> Aim
Where a line of the listing below includes the word "中西医结合类", reproduce that line.

Entries from a dataset:
-- Begin --

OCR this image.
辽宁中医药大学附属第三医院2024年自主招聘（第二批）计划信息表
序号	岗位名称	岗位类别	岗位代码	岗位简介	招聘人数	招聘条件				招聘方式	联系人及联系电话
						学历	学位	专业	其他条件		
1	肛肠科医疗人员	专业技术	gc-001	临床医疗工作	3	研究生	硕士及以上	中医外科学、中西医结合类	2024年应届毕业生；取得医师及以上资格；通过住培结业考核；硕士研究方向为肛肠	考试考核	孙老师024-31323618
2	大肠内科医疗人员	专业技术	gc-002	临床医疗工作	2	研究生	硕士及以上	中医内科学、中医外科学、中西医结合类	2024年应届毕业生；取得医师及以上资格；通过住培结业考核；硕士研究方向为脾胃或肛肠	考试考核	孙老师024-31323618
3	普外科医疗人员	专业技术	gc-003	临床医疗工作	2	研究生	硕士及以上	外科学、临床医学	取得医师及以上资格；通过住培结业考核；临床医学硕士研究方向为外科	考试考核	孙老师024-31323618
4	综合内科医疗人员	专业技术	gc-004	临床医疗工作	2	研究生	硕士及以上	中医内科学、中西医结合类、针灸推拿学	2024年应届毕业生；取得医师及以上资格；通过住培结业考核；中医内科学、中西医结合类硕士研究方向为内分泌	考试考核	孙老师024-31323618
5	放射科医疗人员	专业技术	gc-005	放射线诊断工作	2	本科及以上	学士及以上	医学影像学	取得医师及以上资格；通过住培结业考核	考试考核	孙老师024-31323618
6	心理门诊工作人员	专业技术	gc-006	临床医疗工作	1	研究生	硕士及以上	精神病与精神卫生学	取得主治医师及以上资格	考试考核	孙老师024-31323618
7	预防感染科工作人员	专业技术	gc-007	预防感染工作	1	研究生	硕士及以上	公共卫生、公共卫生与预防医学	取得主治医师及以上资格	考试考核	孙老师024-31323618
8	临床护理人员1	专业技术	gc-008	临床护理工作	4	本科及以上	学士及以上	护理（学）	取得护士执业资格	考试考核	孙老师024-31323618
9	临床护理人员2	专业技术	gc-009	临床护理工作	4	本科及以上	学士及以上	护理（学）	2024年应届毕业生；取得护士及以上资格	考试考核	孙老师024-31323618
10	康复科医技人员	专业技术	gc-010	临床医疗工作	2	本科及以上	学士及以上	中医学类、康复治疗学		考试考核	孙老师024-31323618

-- End --

> Full answer
1	肛肠科医疗人员	专业技术	gc-001	临床医疗工作	3	研究生	硕士及以上	中医外科学、中西医结合类	2024年应届毕业生；取得医师及以上资格；通过住培结业考核；硕士研究方向为肛肠	考试考核	孙老师024-31323618
2	大肠内科医疗人员	专业技术	gc-002	临床医疗工作	2	研究生	硕士及以上	中医内科学、中医外科学、中西医结合类	2024年应届毕业生；取得医师及以上资格；通过住培结业考核；硕士研究方向为脾胃或肛肠	考试考核	孙老师024-31323618
4	综合内科医疗人员	专业技术	gc-004	临床医疗工作	2	研究生	硕士及以上	中医内科学、中西医结合类、针灸推拿学	2024年应届毕业生；取得医师及以上资格；通过住培结业考核；中医内科学、中西医结合类硕士研究方向为内分泌	考试考核	孙老师024-31323618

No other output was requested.